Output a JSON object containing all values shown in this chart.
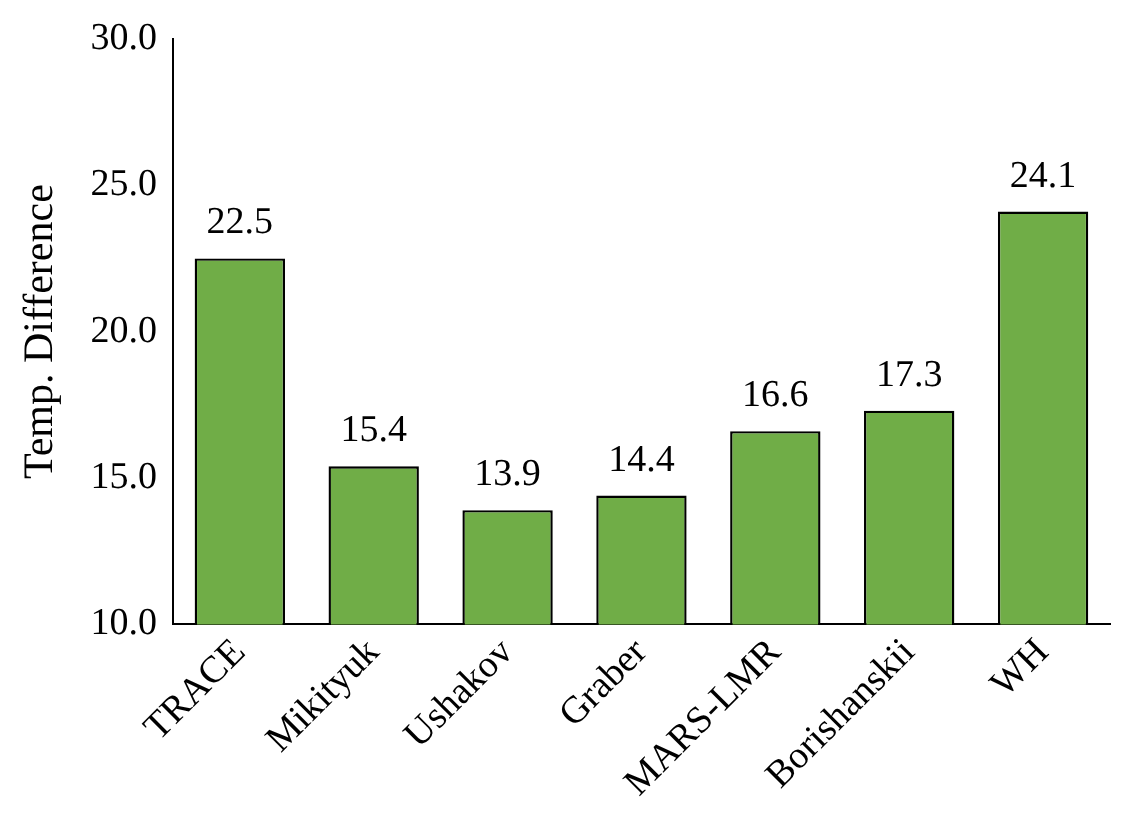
{
  "chart_data": {
    "type": "bar",
    "ylabel": "Temp. Difference",
    "categories": [
      "TRACE",
      "Mikityuk",
      "Ushakov",
      "Graber",
      "MARS-LMR",
      "Borishanskii",
      "WH"
    ],
    "values": [
      22.5,
      15.4,
      13.9,
      14.4,
      16.6,
      17.3,
      24.1
    ],
    "color": "#70ad47",
    "ylim": [
      10,
      30
    ],
    "yticks": [
      {
        "value": 10,
        "label": "10.0"
      },
      {
        "value": 15,
        "label": "15.0"
      },
      {
        "value": 20,
        "label": "20.0"
      },
      {
        "value": 25,
        "label": "25.0"
      },
      {
        "value": 30,
        "label": "30.0"
      }
    ],
    "grid": false,
    "legend": false,
    "data_labels": true
  }
}
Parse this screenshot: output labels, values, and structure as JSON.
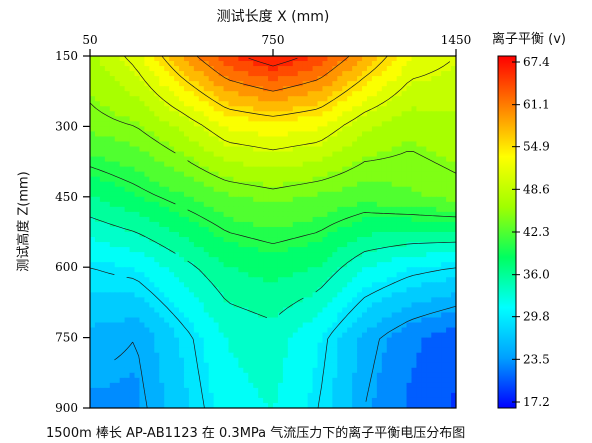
{
  "chart_data": {
    "type": "heatmap",
    "subtype": "filled-contour",
    "title": "1500m  棒长 AP-AB1123 在 0.3MPa 气流压力下的离子平衡电压分布图",
    "xlabel": "测试长度 X (mm)",
    "ylabel": "测试高度 Z(mm)",
    "x_axis_position": "top",
    "xlim": [
      50,
      1450
    ],
    "ylim": [
      150,
      900
    ],
    "y_inverted": true,
    "x_ticks": [
      50,
      750,
      1450
    ],
    "x_tick_labels": [
      "50",
      "750",
      "1450"
    ],
    "y_ticks": [
      150,
      300,
      450,
      600,
      750,
      900
    ],
    "y_tick_labels": [
      "150",
      "300",
      "450",
      "600",
      "750",
      "900"
    ],
    "colorbar": {
      "title": "离子平衡 (v)",
      "min": 17.2,
      "max": 67.4,
      "ticks": [
        67.4,
        61.1,
        54.9,
        48.6,
        42.3,
        36.0,
        29.8,
        23.5,
        17.2
      ],
      "tick_labels": [
        "67.4",
        "61.1",
        "54.9",
        "48.6",
        "42.3",
        "36.0",
        "29.8",
        "23.5",
        "17.2"
      ],
      "colormap": [
        "#0000ff",
        "#00a0ff",
        "#00ffff",
        "#00ff60",
        "#a0ff00",
        "#ffff00",
        "#ff8000",
        "#ff0000"
      ],
      "position": "right"
    },
    "contour_levels": [
      20,
      25,
      30,
      35,
      40,
      45,
      50,
      55,
      60,
      65
    ],
    "field_samples": {
      "x": [
        50,
        225,
        400,
        575,
        750,
        925,
        1100,
        1275,
        1450
      ],
      "z": [
        150,
        300,
        450,
        600,
        750,
        900
      ],
      "values": [
        [
          47,
          51,
          58,
          64,
          67,
          64,
          58,
          52,
          50
        ],
        [
          44,
          45,
          48,
          52,
          53,
          52,
          48,
          46,
          47
        ],
        [
          37,
          39,
          41,
          43,
          44,
          43,
          42,
          43,
          44
        ],
        [
          30,
          31,
          34,
          37,
          38,
          37,
          33,
          31,
          30
        ],
        [
          26,
          25,
          29,
          33,
          34,
          31,
          26,
          23,
          21
        ],
        [
          24,
          24,
          28,
          32,
          33,
          30,
          25,
          22,
          20
        ]
      ]
    }
  }
}
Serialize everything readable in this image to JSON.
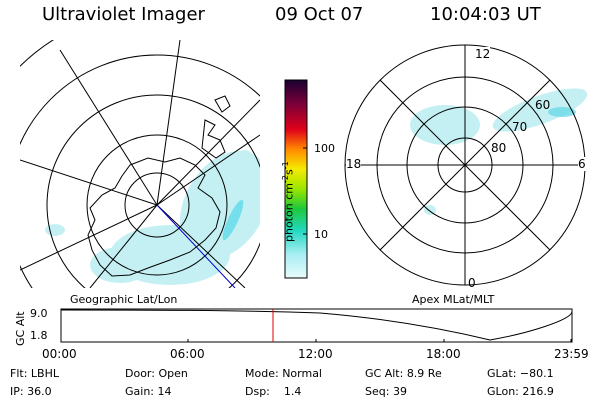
{
  "header": {
    "title": "Ultraviolet Imager",
    "date": "09 Oct 07",
    "time": "10:04:03 UT"
  },
  "left_panel": {
    "caption": "Geographic Lat/Lon"
  },
  "right_panel": {
    "caption": "Apex MLat/MLT",
    "mlt_labels": {
      "top": "12",
      "bottom": "0",
      "left": "18",
      "right": "6"
    },
    "mlat_labels": [
      "60",
      "70",
      "80"
    ]
  },
  "colorbar": {
    "unit": "photon cm",
    "unit_sup1": "-2",
    "unit_mid": "s",
    "unit_sup2": "-1",
    "ticks": [
      "100",
      "10"
    ]
  },
  "altitude_plot": {
    "ylabel": "GC Alt",
    "ytick_top": "9.0",
    "ytick_bottom": "1.8",
    "xticks": [
      "00:00",
      "06:00",
      "12:00",
      "18:00",
      "23:59"
    ],
    "marker_color": "#e00000"
  },
  "status": {
    "filter_label": "Flt:",
    "filter_value": "LBHL",
    "ip_label": "IP:",
    "ip_value": "36.0",
    "door_label": "Door:",
    "door_value": "Open",
    "gain_label": "Gain:",
    "gain_value": "14",
    "mode_label": "Mode:",
    "mode_value": "Normal",
    "dsp_label": "Dsp:",
    "dsp_value": "1.4",
    "gcalt_label": "GC Alt:",
    "gcalt_value": "8.9 Re",
    "seq_label": "Seq:",
    "seq_value": "39",
    "glat_label": "GLat:",
    "glat_value": "−80.1",
    "glon_label": "GLon:",
    "glon_value": "216.9"
  }
}
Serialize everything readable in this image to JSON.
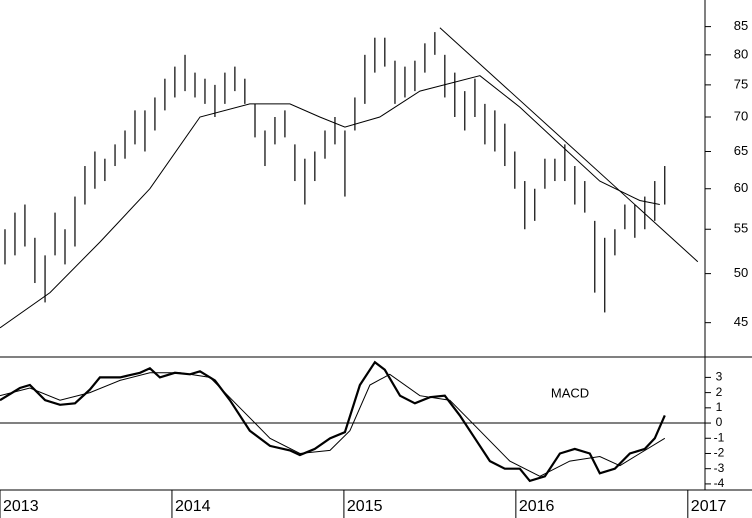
{
  "chart_data": [
    {
      "type": "ohlc",
      "log_scale": true,
      "color": "#000000",
      "xlim": [
        2013.0,
        2017.1
      ],
      "ylim": [
        41.8,
        90
      ],
      "yticks": [
        45,
        50,
        55,
        60,
        65,
        70,
        75,
        80,
        85
      ],
      "x": [
        2013.029,
        2013.087,
        2013.145,
        2013.203,
        2013.262,
        2013.32,
        2013.378,
        2013.436,
        2013.494,
        2013.552,
        2013.61,
        2013.669,
        2013.727,
        2013.785,
        2013.843,
        2013.901,
        2013.959,
        2014.017,
        2014.076,
        2014.134,
        2014.192,
        2014.25,
        2014.308,
        2014.366,
        2014.424,
        2014.483,
        2014.541,
        2014.599,
        2014.657,
        2014.715,
        2014.773,
        2014.831,
        2014.89,
        2014.948,
        2015.006,
        2015.064,
        2015.122,
        2015.18,
        2015.238,
        2015.297,
        2015.355,
        2015.413,
        2015.471,
        2015.529,
        2015.587,
        2015.645,
        2015.703,
        2015.762,
        2015.82,
        2015.878,
        2015.936,
        2015.994,
        2016.052,
        2016.11,
        2016.169,
        2016.227,
        2016.285,
        2016.343,
        2016.401,
        2016.459,
        2016.517,
        2016.576,
        2016.634,
        2016.692,
        2016.75,
        2016.808,
        2016.866
      ],
      "high": [
        55,
        57,
        58,
        54,
        52,
        57,
        55,
        59,
        63,
        65,
        64,
        66,
        68,
        71,
        71,
        73,
        76,
        78,
        80,
        77,
        76,
        75,
        77,
        78,
        76,
        72,
        68,
        70,
        71,
        66,
        64,
        65,
        68,
        70,
        68,
        73,
        80,
        83,
        83,
        79,
        78,
        79,
        82,
        84,
        80,
        77,
        74,
        76,
        72,
        71,
        69,
        65,
        61,
        60,
        64,
        64,
        66,
        63,
        61,
        56,
        54,
        55,
        58,
        58,
        59,
        61,
        63
      ],
      "low": [
        51,
        52,
        53,
        49,
        47,
        52,
        51,
        53,
        58,
        60,
        61,
        63,
        64,
        66,
        65,
        68,
        71,
        73,
        74,
        73,
        72,
        70,
        72,
        74,
        72,
        67,
        63,
        66,
        67,
        61,
        58,
        61,
        64,
        66,
        59,
        68,
        72,
        77,
        78,
        72,
        73,
        74,
        77,
        80,
        73,
        70,
        68,
        70,
        66,
        65,
        63,
        60,
        55,
        56,
        60,
        61,
        61,
        58,
        57,
        48,
        46,
        52,
        55,
        54,
        55,
        56,
        58
      ],
      "moving_average": {
        "color": "#000000",
        "x": [
          2013.0,
          2013.291,
          2013.581,
          2013.872,
          2014.163,
          2014.453,
          2014.686,
          2014.86,
          2015.006,
          2015.209,
          2015.442,
          2015.791,
          2016.023,
          2016.256,
          2016.488,
          2016.721,
          2016.837
        ],
        "values": [
          44.5,
          48,
          53.5,
          60,
          70,
          72,
          72,
          70,
          68.5,
          70,
          74,
          76.5,
          71.5,
          66,
          61,
          58.5,
          58
        ]
      },
      "trendline": {
        "color": "#000000",
        "x": [
          2015.558,
          2017.058
        ],
        "values": [
          84.8,
          51.3
        ]
      }
    },
    {
      "type": "line",
      "annotation": "MACD",
      "xlim": [
        2013.0,
        2017.1
      ],
      "xticks": [
        2013,
        2014,
        2015,
        2016,
        2017
      ],
      "ylim": [
        -4.4,
        4.34
      ],
      "yticks": [
        3,
        2,
        1,
        0,
        -1,
        -2,
        -3,
        -4
      ],
      "zero_line": true,
      "series": [
        {
          "color": "#000000",
          "line_width": 2.2,
          "x": [
            2013.0,
            2013.116,
            2013.174,
            2013.262,
            2013.349,
            2013.436,
            2013.523,
            2013.581,
            2013.698,
            2013.814,
            2013.872,
            2013.93,
            2014.017,
            2014.105,
            2014.163,
            2014.25,
            2014.337,
            2014.453,
            2014.57,
            2014.686,
            2014.744,
            2014.831,
            2014.919,
            2015.006,
            2015.093,
            2015.18,
            2015.238,
            2015.326,
            2015.413,
            2015.5,
            2015.587,
            2015.674,
            2015.762,
            2015.849,
            2015.936,
            2016.023,
            2016.081,
            2016.169,
            2016.256,
            2016.343,
            2016.43,
            2016.488,
            2016.576,
            2016.663,
            2016.75,
            2016.808,
            2016.866
          ],
          "values": [
            1.5,
            2.3,
            2.5,
            1.5,
            1.2,
            1.3,
            2.2,
            3.0,
            3.0,
            3.3,
            3.6,
            3.0,
            3.3,
            3.2,
            3.4,
            2.8,
            1.5,
            -0.5,
            -1.5,
            -1.8,
            -2.1,
            -1.7,
            -1.0,
            -0.6,
            2.5,
            4.0,
            3.5,
            1.8,
            1.3,
            1.7,
            1.8,
            0.5,
            -1.0,
            -2.5,
            -3.0,
            -3.0,
            -3.8,
            -3.5,
            -2.0,
            -1.7,
            -2.0,
            -3.3,
            -3.0,
            -2.0,
            -1.7,
            -1.0,
            0.5
          ]
        },
        {
          "color": "#000000",
          "line_width": 1,
          "x": [
            2013.0,
            2013.174,
            2013.349,
            2013.523,
            2013.698,
            2013.872,
            2014.047,
            2014.221,
            2014.395,
            2014.57,
            2014.744,
            2014.919,
            2015.035,
            2015.151,
            2015.267,
            2015.442,
            2015.616,
            2015.791,
            2015.965,
            2016.14,
            2016.314,
            2016.488,
            2016.605,
            2016.721,
            2016.866
          ],
          "values": [
            1.8,
            2.3,
            1.5,
            2.0,
            2.8,
            3.3,
            3.3,
            3.0,
            1.0,
            -1.0,
            -2.0,
            -1.8,
            -0.5,
            2.5,
            3.2,
            1.8,
            1.5,
            -0.5,
            -2.5,
            -3.5,
            -2.5,
            -2.2,
            -2.8,
            -2.0,
            -1.0
          ]
        }
      ]
    }
  ]
}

- **PROBLEM STATEMENT**: In the material above, show every line where the word "values" turns up.

- **ANSWER**:
Output a JSON object containing all values shown in this chart.
    "values": [
Parse this screenshot: output labels, values, and structure as JSON.
      "values": [
        "values": [
        "values": [
          "values": [
          "values": [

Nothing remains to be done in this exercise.